Start of Data shown

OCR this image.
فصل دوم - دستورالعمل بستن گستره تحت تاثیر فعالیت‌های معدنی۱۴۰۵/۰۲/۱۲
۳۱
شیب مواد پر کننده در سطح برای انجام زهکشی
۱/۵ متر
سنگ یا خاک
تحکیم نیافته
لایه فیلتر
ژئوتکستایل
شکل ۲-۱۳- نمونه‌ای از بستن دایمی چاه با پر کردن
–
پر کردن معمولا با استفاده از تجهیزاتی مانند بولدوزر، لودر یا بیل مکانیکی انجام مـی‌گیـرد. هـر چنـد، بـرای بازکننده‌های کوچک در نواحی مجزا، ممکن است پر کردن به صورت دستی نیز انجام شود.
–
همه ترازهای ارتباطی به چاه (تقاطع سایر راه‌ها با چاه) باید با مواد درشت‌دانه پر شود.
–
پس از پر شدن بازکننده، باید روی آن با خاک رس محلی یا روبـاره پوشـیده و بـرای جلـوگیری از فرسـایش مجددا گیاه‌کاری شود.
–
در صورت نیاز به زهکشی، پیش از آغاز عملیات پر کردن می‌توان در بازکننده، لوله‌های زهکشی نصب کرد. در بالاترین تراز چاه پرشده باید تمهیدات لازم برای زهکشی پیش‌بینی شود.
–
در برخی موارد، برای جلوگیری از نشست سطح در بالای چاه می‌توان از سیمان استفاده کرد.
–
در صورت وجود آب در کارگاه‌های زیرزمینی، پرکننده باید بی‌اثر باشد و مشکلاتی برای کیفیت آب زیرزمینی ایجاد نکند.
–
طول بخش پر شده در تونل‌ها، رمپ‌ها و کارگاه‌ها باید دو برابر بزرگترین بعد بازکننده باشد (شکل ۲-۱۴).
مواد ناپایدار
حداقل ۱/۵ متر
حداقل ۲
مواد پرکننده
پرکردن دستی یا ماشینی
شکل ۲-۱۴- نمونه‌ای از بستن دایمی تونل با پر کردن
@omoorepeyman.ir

End of Data shown

Search the listing for the word "استفاده". Copy every line in which it occurs.

Task output →
پر کردن معمولا با استفاده از تجهیزاتی مانند بولدوزر، لودر یا بیل مکانیکی انجام مـی‌گیـرد. هـر چنـد، بـرای بازکننده‌های کوچک در نواحی مجزا، ممکن است پر کردن به صورت دستی نیز انجام شود.
در برخی موارد، برای جلوگیری از نشست سطح در بالای چاه می‌توان از سیمان استفاده کرد.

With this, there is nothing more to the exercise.